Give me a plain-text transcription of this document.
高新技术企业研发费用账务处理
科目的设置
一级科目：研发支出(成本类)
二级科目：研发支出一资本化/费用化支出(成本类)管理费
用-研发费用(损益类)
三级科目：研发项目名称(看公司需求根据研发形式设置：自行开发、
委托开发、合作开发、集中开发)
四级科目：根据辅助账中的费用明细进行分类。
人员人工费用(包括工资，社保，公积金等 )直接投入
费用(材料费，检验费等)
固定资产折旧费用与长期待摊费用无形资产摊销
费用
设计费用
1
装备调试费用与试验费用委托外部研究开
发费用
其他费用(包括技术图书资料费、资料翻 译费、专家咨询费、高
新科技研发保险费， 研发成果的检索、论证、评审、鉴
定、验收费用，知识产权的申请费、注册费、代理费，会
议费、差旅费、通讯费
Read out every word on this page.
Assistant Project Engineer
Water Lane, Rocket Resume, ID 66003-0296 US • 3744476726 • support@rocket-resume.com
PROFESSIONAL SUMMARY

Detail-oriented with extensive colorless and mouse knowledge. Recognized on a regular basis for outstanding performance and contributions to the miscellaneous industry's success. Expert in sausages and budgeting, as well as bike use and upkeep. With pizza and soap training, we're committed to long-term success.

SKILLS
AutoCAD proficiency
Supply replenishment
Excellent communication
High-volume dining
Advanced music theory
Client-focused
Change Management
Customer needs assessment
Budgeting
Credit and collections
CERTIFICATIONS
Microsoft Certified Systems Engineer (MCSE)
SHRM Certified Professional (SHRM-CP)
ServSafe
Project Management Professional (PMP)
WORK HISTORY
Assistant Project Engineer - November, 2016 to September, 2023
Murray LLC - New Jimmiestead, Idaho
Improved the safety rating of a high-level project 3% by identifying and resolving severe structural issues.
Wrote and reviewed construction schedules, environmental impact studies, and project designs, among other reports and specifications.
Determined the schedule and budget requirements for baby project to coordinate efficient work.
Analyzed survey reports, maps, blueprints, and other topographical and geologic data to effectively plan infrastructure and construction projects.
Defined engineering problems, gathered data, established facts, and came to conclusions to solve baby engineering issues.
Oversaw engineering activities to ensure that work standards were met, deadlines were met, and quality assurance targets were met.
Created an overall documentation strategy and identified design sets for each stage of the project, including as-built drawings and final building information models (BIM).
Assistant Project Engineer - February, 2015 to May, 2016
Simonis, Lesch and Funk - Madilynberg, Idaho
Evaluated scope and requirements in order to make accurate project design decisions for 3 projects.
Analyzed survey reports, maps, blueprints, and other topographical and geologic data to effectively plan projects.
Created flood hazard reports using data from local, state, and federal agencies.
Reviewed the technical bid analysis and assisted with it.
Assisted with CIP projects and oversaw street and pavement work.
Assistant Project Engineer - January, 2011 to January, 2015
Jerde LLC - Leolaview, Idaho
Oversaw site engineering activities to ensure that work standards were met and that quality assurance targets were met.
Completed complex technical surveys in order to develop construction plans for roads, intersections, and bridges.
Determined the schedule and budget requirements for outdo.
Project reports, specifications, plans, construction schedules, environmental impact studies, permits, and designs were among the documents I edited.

········

### What is required
Filter the records above and return every line that holds the word "were".

### Expected answer
Oversaw engineering activities to ensure that work standards were met, deadlines were met, and quality assurance targets were met.
Oversaw site engineering activities to ensure that work standards were met and that quality assurance targets were met.
Project reports, specifications, plans, construction schedules, environmental impact studies, permits, and designs were among the documents I edited.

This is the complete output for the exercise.